TO BE DONE
Your task is to copy every line of the entries that contains "increasing".

##### STORED ROWS #####

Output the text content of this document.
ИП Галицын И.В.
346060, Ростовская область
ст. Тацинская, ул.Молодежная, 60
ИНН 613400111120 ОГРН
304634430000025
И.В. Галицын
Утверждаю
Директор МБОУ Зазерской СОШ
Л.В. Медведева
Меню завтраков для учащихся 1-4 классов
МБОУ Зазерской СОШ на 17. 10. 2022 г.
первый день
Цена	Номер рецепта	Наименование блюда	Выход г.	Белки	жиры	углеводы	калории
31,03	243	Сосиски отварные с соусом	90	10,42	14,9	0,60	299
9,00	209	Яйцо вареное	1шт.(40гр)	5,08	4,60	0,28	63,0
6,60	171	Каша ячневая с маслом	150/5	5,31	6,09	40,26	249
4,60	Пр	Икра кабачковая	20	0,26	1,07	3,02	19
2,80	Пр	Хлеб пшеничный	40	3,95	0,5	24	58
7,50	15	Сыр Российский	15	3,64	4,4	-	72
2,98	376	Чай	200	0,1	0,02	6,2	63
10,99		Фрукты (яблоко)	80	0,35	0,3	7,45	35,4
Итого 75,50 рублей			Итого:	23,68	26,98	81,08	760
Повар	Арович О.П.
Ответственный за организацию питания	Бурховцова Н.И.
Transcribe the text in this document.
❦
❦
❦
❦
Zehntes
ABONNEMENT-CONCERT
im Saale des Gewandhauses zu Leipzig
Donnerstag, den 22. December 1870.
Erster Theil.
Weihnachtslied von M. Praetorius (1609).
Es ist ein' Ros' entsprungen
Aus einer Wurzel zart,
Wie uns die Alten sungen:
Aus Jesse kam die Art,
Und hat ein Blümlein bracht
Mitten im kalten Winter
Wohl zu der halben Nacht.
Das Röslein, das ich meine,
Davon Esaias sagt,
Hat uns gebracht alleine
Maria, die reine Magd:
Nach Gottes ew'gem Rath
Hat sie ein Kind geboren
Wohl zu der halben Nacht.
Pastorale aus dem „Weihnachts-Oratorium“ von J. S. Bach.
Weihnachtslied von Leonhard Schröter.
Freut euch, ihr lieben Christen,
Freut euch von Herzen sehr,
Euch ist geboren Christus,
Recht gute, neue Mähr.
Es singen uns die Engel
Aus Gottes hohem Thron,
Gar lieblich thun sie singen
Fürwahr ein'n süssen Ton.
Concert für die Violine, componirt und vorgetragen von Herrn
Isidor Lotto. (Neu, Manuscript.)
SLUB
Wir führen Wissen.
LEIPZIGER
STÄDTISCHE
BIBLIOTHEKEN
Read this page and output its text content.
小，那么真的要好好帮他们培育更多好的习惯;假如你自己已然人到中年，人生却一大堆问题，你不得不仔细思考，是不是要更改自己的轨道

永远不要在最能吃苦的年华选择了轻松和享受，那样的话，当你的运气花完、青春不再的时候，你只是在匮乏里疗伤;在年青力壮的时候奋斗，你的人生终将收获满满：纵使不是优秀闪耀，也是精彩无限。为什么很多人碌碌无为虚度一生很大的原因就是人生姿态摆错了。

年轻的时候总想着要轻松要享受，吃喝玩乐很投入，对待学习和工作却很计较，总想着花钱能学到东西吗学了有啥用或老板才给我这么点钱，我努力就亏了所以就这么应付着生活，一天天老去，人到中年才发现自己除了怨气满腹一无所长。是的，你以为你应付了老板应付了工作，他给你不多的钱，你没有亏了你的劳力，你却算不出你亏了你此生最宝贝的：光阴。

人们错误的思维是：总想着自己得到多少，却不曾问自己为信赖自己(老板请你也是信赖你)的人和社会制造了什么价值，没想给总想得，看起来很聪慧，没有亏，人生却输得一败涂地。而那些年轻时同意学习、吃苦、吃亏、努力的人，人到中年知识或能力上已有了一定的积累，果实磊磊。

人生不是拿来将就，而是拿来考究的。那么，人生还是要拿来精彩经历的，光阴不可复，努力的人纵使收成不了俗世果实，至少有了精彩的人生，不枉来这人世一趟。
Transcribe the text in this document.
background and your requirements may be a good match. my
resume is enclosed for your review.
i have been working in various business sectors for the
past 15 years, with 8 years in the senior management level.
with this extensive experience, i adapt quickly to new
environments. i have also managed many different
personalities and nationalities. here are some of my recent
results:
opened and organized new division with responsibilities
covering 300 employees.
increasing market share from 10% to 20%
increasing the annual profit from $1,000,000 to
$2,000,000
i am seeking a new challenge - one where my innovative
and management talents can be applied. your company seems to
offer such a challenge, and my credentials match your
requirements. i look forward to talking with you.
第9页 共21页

#####

WRITTEN SOLUTION
increasing market share from 10% to 20%
increasing the annual profit from $1,000,000 to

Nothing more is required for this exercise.